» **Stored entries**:
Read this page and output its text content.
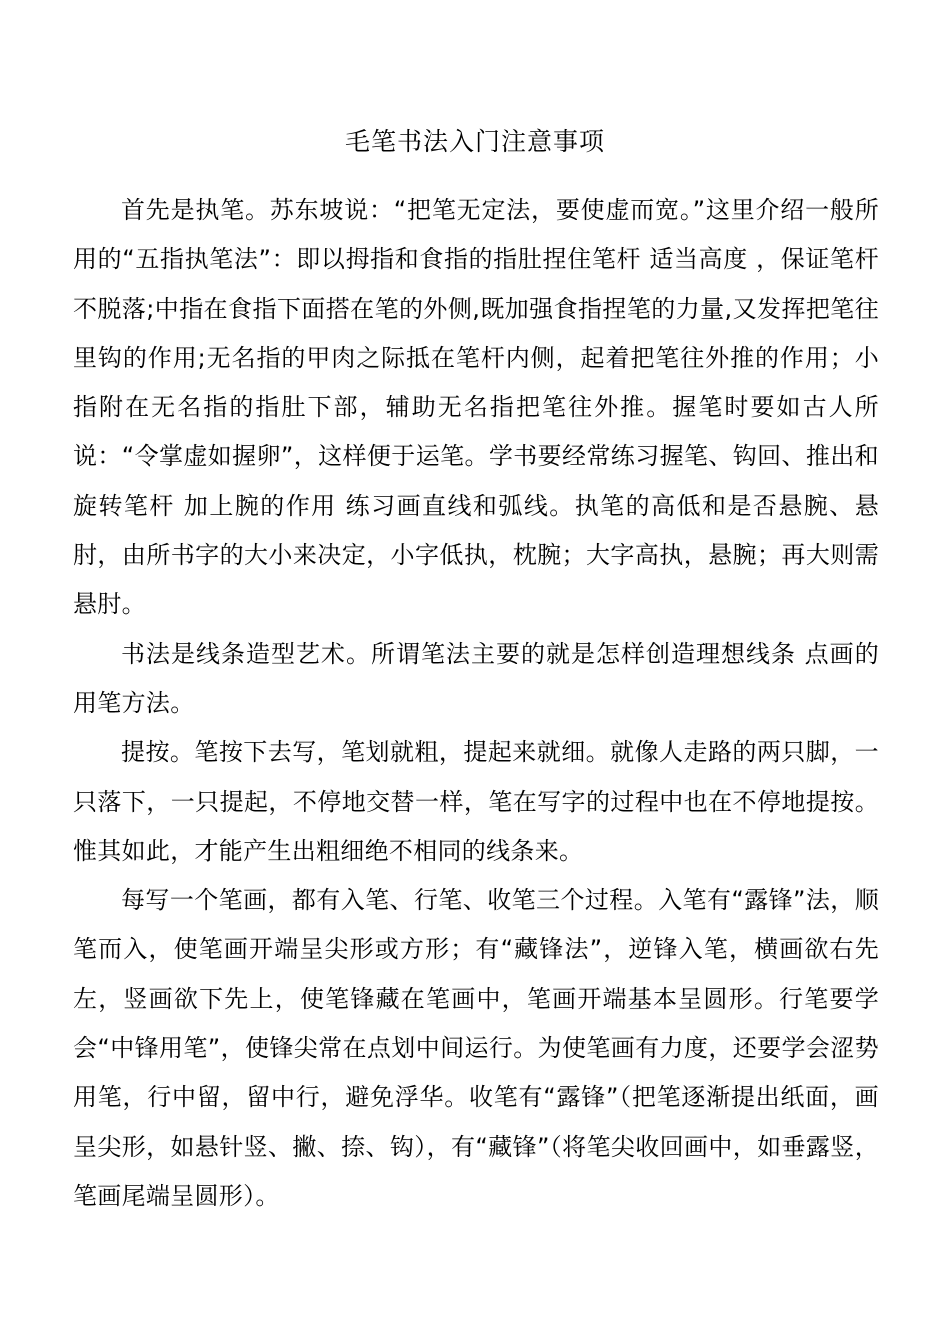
毛笔书法入门注意事项

首先是执笔。苏东坡说：“把笔无定法，要使虚而宽。”这里介绍一般所用的“五指执笔法”：即以拇指和食指的指肚捏住笔杆 适当高度 ，保证笔杆不脱落;中指在食指下面搭在笔的外侧,既加强食指捏笔的力量,又发挥把笔往里钩的作用;无名指的甲肉之际抵在笔杆内侧，起着把笔往外推的作用；小指附在无名指的指肚下部，辅助无名指把笔往外推。握笔时要如古人所说：“令掌虚如握卵”，这样便于运笔。学书要经常练习握笔、钩回、推出和旋转笔杆 加上腕的作用 练习画直线和弧线。执笔的高低和是否悬腕、悬肘，由所书字的大小来决定，小字低执，枕腕；大字高执，悬腕；再大则需悬肘。

书法是线条造型艺术。所谓笔法主要的就是怎样创造理想线条 点画的用笔方法。

提按。笔按下去写，笔划就粗，提起来就细。就像人走路的两只脚，一只落下，一只提起，不停地交替一样，笔在写字的过程中也在不停地提按。惟其如此，才能产生出粗细绝不相同的线条来。

每写一个笔画，都有入笔、行笔、收笔三个过程。入笔有“露锋”法，顺笔而入，使笔画开端呈尖形或方形；有“藏锋法”，逆锋入笔，横画欲右先左，竖画欲下先上，使笔锋藏在笔画中，笔画开端基本呈圆形。行笔要学会“中锋用笔”，使锋尖常在点划中间运行。为使笔画有力度，还要学会涩势用笔，行中留，留中行，避免浮华。收笔有“露锋”（把笔逐渐提出纸面，画呈尖形，如悬针竖、撇、捺、钩），有“藏锋”（将笔尖收回画中，如垂露竖，笔画尾端呈圆形）。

» **Goal**:
Each line of the material must be retyped exactly, except that images are omitted.

» **Answer for the task**:
Read this page and output its text content.
毛笔书法入门注意事项

首先是执笔。苏东坡说：“把笔无定法，要使虚而宽。”这里介绍一般所用的“五指执笔法”：即以拇指和食指的指肚捏住笔杆 适当高度 ，保证笔杆不脱落;中指在食指下面搭在笔的外侧,既加强食指捏笔的力量,又发挥把笔往里钩的作用;无名指的甲肉之际抵在笔杆内侧，起着把笔往外推的作用；小指附在无名指的指肚下部，辅助无名指把笔往外推。握笔时要如古人所说：“令掌虚如握卵”，这样便于运笔。学书要经常练习握笔、钩回、推出和旋转笔杆 加上腕的作用 练习画直线和弧线。执笔的高低和是否悬腕、悬肘，由所书字的大小来决定，小字低执，枕腕；大字高执，悬腕；再大则需悬肘。

书法是线条造型艺术。所谓笔法主要的就是怎样创造理想线条 点画的用笔方法。

提按。笔按下去写，笔划就粗，提起来就细。就像人走路的两只脚，一只落下，一只提起，不停地交替一样，笔在写字的过程中也在不停地提按。惟其如此，才能产生出粗细绝不相同的线条来。

每写一个笔画，都有入笔、行笔、收笔三个过程。入笔有“露锋”法，顺笔而入，使笔画开端呈尖形或方形；有“藏锋法”，逆锋入笔，横画欲右先左，竖画欲下先上，使笔锋藏在笔画中，笔画开端基本呈圆形。行笔要学会“中锋用笔”，使锋尖常在点划中间运行。为使笔画有力度，还要学会涩势用笔，行中留，留中行，避免浮华。收笔有“露锋”（把笔逐渐提出纸面，画呈尖形，如悬针竖、撇、捺、钩），有“藏锋”（将笔尖收回画中，如垂露竖，笔画尾端呈圆形）。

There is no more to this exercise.